Recorded data
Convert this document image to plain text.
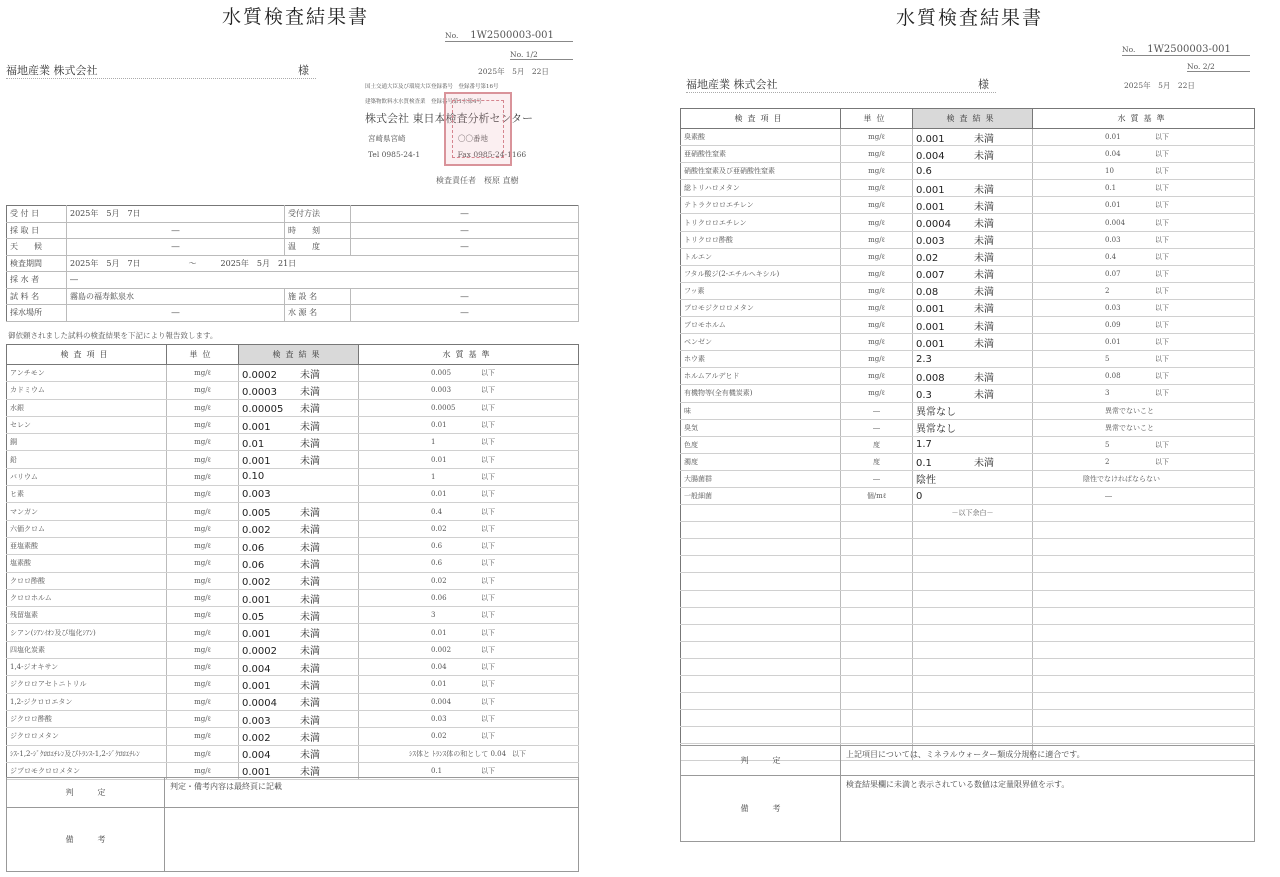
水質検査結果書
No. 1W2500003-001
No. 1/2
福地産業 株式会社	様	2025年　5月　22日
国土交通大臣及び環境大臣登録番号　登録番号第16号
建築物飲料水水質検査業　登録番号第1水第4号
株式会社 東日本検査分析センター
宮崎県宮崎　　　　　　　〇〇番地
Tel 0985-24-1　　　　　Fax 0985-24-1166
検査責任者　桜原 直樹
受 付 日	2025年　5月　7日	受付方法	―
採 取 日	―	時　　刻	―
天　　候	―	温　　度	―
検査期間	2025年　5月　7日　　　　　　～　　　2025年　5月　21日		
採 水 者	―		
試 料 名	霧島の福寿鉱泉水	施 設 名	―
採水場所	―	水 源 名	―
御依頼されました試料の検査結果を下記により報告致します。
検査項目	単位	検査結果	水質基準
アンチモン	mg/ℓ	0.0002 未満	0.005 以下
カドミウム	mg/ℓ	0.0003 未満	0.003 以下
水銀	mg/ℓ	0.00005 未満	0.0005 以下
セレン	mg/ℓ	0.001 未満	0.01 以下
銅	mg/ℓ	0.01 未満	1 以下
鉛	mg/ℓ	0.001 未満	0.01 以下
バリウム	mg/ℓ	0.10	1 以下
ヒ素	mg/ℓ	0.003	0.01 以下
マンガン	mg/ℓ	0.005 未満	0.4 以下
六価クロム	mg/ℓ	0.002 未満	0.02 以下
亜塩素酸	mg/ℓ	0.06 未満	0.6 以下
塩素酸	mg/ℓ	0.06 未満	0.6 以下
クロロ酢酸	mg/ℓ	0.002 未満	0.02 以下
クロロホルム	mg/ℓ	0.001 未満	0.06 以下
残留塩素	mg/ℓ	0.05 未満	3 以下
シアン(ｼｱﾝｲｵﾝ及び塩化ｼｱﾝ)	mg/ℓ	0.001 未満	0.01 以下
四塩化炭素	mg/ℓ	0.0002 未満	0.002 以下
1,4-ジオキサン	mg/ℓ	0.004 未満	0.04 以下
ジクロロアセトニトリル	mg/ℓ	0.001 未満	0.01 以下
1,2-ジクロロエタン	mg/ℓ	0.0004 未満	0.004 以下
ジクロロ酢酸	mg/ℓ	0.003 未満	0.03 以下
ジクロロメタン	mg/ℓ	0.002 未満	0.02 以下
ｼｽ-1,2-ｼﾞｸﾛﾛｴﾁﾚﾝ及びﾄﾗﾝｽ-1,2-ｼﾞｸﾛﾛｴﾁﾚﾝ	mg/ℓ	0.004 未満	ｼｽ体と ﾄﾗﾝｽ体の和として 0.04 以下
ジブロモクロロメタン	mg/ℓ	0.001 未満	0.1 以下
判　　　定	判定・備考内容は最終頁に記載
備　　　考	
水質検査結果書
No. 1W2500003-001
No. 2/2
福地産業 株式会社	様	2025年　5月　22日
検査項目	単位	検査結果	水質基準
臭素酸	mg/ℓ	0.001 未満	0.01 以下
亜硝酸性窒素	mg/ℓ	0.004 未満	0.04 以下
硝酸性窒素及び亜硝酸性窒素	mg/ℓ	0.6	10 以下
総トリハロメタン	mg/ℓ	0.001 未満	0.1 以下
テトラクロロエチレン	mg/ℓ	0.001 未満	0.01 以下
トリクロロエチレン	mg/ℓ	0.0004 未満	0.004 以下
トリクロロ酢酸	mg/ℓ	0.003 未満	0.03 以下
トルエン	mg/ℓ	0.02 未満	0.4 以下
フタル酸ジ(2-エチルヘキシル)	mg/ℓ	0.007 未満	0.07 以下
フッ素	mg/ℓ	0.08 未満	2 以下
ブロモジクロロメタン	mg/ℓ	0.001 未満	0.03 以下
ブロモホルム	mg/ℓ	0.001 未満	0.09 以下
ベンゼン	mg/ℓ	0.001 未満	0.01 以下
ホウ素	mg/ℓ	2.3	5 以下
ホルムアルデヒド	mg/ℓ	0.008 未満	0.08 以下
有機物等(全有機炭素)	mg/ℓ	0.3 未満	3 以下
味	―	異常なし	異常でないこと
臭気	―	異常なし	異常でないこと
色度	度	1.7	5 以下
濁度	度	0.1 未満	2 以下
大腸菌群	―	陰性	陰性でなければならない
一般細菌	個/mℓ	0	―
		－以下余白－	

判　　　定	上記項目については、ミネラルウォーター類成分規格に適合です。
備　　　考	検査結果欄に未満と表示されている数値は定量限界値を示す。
* * *
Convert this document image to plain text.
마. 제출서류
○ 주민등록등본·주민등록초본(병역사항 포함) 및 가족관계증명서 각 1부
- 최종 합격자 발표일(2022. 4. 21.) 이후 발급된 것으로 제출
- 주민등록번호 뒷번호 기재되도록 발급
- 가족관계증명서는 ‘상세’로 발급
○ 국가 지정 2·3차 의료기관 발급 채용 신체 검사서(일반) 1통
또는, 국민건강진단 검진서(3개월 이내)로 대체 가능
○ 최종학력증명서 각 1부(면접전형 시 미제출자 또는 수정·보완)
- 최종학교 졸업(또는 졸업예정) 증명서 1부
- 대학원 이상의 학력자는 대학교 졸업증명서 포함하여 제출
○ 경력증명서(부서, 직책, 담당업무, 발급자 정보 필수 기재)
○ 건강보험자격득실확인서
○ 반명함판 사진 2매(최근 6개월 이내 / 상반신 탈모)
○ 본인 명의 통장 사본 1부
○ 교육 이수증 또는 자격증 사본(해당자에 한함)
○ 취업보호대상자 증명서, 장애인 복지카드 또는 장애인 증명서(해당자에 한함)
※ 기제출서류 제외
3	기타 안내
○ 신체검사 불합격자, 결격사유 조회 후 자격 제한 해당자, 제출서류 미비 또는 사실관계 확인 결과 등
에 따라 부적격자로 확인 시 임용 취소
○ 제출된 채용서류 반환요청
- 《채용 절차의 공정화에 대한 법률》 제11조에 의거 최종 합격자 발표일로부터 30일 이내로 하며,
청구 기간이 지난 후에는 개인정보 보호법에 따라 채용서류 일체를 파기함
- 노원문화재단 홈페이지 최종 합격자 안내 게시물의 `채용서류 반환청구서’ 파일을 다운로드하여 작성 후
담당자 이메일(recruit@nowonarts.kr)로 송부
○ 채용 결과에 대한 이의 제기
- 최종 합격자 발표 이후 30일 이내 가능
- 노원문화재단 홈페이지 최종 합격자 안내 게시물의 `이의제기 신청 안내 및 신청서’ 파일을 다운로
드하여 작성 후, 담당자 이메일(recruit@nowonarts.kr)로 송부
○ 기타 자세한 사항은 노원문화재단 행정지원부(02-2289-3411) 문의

• EXERCISE BRIEF: Scan the material above for the string "채용서류" and return the lines that hold it.

• RESULT OF THIS EXERCISE:
○ 제출된 채용서류 반환요청
청구 기간이 지난 후에는 개인정보 보호법에 따라 채용서류 일체를 파기함
- 노원문화재단 홈페이지 최종 합격자 안내 게시물의 `채용서류 반환청구서’ 파일을 다운로드하여 작성 후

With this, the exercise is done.